- AIM -
Copy each line of the entries beneath that contains the word "view".

[Stored items]
----------
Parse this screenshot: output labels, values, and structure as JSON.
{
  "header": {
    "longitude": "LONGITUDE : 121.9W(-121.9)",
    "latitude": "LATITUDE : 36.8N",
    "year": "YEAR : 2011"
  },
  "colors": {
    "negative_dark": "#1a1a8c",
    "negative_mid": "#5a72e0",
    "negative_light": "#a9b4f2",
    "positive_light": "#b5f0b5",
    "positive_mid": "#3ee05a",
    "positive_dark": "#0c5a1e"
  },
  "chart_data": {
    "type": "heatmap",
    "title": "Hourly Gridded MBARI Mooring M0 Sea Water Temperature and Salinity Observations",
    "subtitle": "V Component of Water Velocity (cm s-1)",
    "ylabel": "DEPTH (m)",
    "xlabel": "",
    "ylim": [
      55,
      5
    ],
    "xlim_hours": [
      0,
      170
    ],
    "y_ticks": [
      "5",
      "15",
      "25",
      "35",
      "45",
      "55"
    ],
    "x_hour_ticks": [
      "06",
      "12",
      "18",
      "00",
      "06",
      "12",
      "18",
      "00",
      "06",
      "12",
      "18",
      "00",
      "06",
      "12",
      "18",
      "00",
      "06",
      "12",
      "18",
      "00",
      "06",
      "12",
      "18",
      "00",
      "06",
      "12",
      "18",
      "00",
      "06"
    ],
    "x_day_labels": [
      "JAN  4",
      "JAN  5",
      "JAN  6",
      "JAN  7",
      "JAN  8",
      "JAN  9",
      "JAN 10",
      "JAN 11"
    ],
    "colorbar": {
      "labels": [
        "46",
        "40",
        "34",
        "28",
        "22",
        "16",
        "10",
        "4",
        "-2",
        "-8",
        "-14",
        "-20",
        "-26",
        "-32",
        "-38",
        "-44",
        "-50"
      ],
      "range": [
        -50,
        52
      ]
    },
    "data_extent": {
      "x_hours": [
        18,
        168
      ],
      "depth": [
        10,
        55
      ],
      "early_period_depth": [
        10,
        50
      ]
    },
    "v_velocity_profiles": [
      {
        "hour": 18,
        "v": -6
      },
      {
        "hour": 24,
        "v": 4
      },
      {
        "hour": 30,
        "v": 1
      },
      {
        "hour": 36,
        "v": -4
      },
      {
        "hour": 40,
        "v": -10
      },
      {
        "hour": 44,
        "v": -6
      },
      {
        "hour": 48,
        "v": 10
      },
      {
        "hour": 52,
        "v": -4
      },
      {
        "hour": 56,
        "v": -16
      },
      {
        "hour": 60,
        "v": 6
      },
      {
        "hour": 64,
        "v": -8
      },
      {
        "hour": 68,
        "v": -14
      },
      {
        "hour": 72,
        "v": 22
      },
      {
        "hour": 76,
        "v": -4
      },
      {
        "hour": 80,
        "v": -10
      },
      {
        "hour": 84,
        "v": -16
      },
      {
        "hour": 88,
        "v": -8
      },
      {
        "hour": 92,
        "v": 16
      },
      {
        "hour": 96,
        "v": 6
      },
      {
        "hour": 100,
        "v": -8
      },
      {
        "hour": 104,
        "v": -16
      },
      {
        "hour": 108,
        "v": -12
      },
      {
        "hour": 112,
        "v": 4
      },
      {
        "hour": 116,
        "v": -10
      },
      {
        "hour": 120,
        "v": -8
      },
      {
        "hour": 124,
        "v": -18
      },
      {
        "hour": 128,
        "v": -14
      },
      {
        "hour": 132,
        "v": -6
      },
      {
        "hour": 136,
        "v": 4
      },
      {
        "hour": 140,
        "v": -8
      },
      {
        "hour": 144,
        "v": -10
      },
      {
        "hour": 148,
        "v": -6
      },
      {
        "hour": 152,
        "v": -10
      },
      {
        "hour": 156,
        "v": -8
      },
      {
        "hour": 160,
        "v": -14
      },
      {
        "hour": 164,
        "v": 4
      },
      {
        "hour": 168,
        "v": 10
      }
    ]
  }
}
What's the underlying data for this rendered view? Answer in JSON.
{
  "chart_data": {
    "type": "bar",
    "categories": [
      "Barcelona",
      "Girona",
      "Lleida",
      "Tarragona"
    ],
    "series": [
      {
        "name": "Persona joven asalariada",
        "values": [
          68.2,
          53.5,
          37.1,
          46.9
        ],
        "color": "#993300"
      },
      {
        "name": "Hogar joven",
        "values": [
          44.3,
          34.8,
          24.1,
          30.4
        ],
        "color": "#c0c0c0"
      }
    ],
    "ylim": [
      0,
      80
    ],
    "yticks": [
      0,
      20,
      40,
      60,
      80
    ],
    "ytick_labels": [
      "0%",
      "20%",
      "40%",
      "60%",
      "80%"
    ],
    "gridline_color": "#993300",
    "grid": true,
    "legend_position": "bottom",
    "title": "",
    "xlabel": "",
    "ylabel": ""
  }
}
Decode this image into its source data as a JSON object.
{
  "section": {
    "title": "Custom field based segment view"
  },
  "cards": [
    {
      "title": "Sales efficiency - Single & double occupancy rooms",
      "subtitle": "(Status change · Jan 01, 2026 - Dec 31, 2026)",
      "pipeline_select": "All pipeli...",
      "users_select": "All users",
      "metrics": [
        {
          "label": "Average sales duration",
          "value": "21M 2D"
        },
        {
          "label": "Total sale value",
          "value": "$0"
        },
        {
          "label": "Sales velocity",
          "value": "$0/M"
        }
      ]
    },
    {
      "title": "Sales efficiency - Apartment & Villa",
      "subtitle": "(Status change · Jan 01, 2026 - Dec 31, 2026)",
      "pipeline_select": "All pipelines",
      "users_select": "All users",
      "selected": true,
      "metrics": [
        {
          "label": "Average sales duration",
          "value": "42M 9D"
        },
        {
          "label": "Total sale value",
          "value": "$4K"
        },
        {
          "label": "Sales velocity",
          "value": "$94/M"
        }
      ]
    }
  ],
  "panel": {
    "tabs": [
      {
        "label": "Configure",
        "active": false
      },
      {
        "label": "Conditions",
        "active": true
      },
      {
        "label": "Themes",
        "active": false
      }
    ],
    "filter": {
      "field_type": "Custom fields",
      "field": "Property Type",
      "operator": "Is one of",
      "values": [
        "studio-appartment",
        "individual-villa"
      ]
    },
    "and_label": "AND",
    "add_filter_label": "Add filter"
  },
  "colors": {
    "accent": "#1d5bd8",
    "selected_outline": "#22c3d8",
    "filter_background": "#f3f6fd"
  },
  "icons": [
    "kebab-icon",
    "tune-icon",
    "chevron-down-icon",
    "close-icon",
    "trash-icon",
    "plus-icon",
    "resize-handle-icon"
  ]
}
----------
- FINAL RESULT -
What's the underlying data for this rendered view? Answer in JSON.
    "title": "Custom field based segment view"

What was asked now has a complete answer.